───── Stored data ─────
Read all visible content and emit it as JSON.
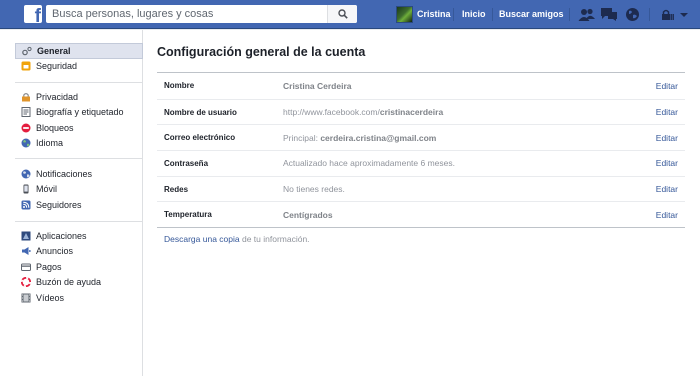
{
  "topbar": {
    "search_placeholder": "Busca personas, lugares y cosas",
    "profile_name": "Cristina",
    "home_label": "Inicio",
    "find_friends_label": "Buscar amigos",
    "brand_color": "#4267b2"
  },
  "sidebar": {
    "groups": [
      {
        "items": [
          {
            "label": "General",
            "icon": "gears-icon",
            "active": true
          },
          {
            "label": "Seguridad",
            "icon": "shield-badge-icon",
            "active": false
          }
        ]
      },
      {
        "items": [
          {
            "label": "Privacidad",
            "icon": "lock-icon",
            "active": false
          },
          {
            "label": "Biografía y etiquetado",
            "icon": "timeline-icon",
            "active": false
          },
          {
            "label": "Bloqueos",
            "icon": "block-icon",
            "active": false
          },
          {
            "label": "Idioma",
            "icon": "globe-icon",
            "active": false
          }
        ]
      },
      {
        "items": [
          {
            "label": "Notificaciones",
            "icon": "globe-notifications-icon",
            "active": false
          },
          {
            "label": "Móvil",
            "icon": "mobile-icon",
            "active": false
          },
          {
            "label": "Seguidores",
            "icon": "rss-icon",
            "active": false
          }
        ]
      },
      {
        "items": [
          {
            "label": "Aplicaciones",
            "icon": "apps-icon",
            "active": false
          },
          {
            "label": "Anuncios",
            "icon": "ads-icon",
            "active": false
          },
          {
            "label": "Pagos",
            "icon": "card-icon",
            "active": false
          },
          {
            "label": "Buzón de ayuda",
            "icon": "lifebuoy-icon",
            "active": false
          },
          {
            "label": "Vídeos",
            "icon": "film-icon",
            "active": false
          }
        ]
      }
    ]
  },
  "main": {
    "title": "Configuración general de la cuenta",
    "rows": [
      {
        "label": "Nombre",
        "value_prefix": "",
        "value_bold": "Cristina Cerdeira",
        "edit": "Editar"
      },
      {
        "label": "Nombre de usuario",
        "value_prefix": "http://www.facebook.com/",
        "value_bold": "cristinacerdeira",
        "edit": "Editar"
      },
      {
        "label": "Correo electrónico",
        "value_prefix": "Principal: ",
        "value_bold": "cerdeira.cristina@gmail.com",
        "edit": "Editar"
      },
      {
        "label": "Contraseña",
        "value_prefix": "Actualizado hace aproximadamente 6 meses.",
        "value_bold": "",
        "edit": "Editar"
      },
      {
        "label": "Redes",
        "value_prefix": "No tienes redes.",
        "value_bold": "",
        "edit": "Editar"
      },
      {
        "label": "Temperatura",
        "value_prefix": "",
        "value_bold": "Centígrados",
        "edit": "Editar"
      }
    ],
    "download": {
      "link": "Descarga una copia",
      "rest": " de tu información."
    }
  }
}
─────
───── Stored data ─────
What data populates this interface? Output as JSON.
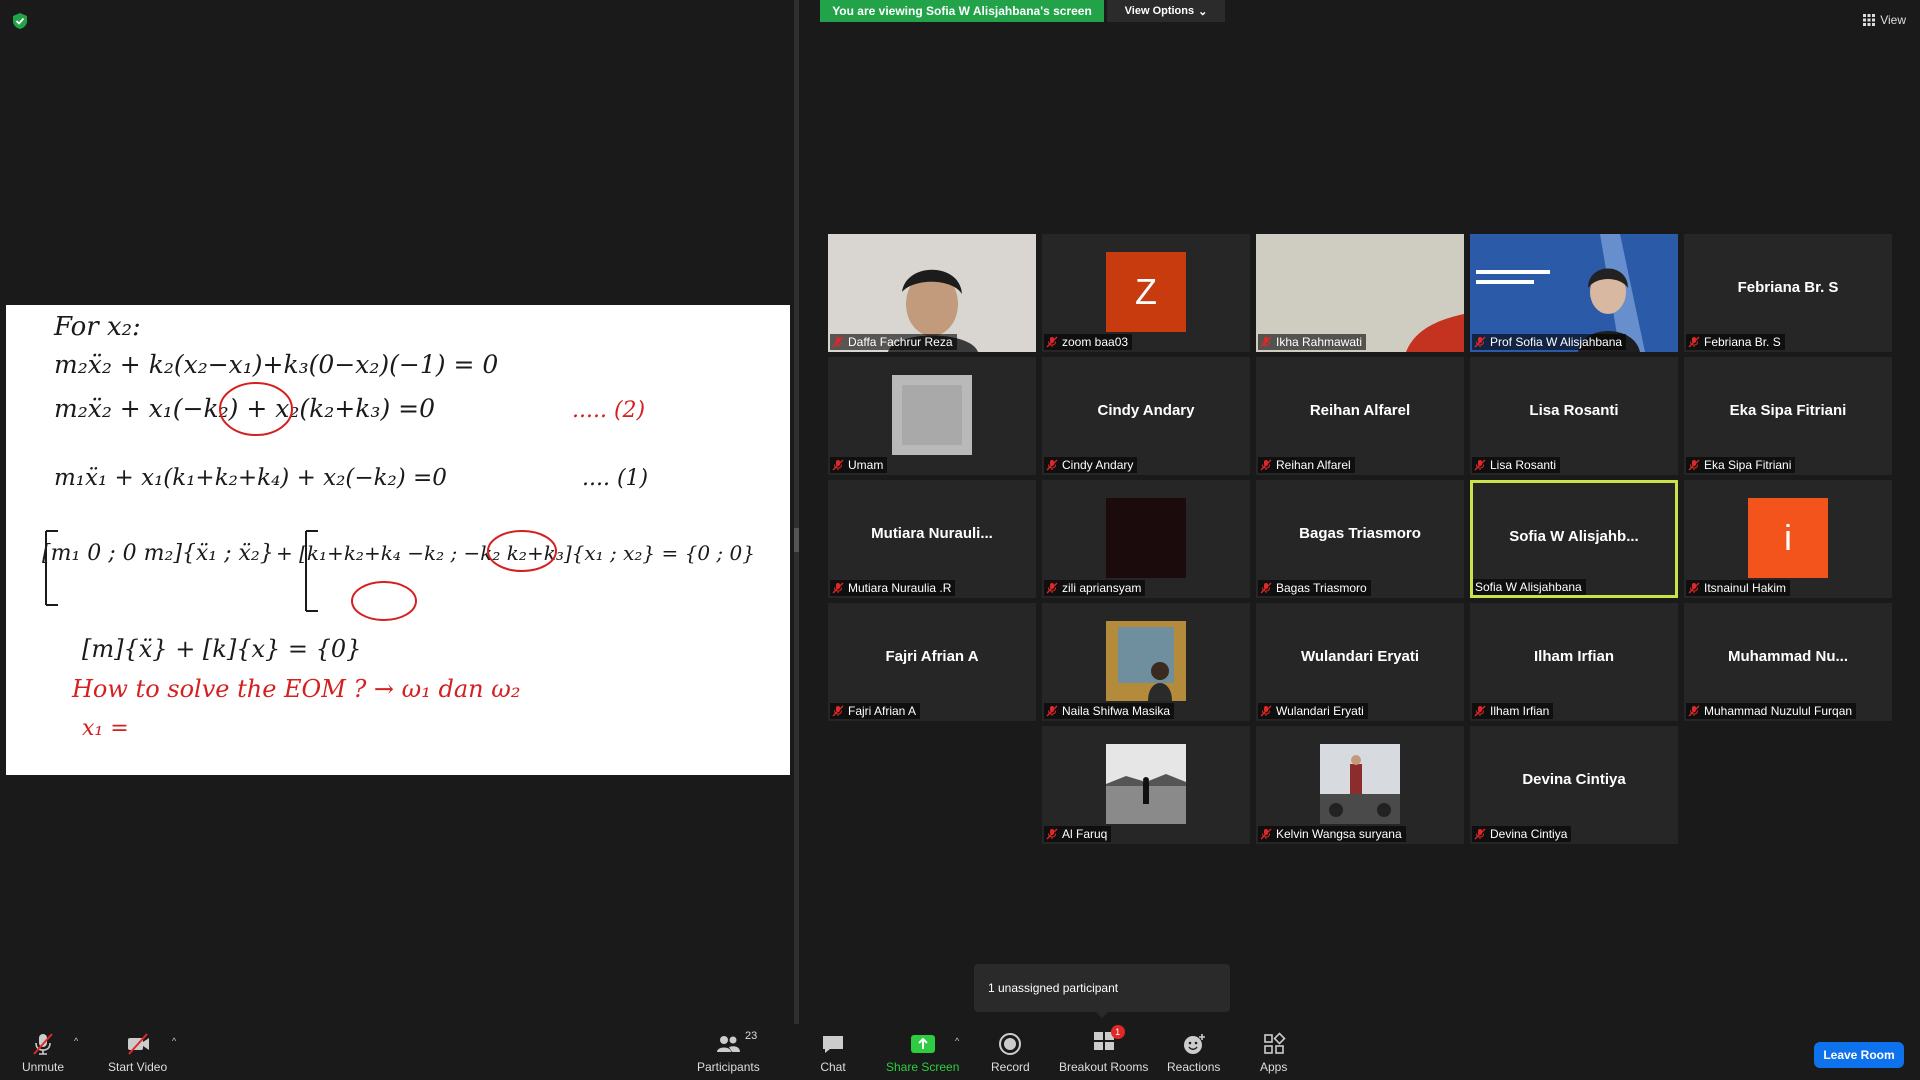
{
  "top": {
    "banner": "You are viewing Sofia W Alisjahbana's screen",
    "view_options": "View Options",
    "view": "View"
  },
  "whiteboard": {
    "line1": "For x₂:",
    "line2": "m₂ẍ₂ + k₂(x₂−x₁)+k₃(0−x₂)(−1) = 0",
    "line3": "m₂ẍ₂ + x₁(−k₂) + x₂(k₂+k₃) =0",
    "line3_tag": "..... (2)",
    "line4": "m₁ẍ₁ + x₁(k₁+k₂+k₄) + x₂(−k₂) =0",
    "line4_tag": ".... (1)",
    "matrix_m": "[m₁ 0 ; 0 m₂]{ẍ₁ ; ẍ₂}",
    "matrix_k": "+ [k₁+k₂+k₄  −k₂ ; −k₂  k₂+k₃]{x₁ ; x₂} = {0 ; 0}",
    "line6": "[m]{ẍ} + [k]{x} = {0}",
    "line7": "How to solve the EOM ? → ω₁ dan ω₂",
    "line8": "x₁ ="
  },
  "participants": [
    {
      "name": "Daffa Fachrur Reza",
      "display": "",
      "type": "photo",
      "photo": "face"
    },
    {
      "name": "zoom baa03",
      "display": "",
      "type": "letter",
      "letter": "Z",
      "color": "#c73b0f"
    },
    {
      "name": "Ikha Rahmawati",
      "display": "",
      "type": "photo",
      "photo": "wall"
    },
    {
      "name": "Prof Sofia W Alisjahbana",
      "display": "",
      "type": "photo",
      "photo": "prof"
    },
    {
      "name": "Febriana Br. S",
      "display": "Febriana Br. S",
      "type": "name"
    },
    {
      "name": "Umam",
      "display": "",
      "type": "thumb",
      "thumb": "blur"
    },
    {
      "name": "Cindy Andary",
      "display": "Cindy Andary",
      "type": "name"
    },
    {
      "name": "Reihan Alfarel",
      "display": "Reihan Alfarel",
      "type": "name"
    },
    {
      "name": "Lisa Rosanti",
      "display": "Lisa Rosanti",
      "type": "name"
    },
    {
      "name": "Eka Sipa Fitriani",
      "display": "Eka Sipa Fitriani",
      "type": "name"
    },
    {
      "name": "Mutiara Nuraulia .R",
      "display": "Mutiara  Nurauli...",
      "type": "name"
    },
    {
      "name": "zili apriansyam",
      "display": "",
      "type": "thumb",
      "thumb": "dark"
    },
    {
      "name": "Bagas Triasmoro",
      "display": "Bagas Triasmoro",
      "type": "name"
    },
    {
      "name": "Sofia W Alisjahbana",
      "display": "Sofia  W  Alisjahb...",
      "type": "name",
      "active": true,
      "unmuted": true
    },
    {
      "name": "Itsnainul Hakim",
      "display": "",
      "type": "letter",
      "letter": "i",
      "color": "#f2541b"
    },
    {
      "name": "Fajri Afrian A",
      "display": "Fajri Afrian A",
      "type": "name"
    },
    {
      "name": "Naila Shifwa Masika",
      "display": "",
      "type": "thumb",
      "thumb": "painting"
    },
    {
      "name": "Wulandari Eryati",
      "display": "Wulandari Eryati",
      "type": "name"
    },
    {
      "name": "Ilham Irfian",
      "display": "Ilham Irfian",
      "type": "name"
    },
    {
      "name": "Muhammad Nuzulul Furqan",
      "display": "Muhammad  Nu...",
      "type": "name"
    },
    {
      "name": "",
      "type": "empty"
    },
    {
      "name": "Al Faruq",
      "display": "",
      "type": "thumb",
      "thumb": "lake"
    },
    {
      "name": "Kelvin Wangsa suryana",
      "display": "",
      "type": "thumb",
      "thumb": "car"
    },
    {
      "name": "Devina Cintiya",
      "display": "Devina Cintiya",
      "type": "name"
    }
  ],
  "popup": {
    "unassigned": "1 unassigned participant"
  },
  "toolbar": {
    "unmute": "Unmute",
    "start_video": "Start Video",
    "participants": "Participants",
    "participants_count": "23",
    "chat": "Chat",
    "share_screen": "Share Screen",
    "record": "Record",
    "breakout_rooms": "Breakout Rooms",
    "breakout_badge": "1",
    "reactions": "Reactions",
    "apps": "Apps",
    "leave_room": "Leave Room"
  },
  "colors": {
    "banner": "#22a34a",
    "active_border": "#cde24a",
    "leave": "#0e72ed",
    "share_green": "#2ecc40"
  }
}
─────
Work to be completed:
What is the number of lines in the data that hold the word "Alisjahbana"? Reply with that number and nothing else.

Output below:
3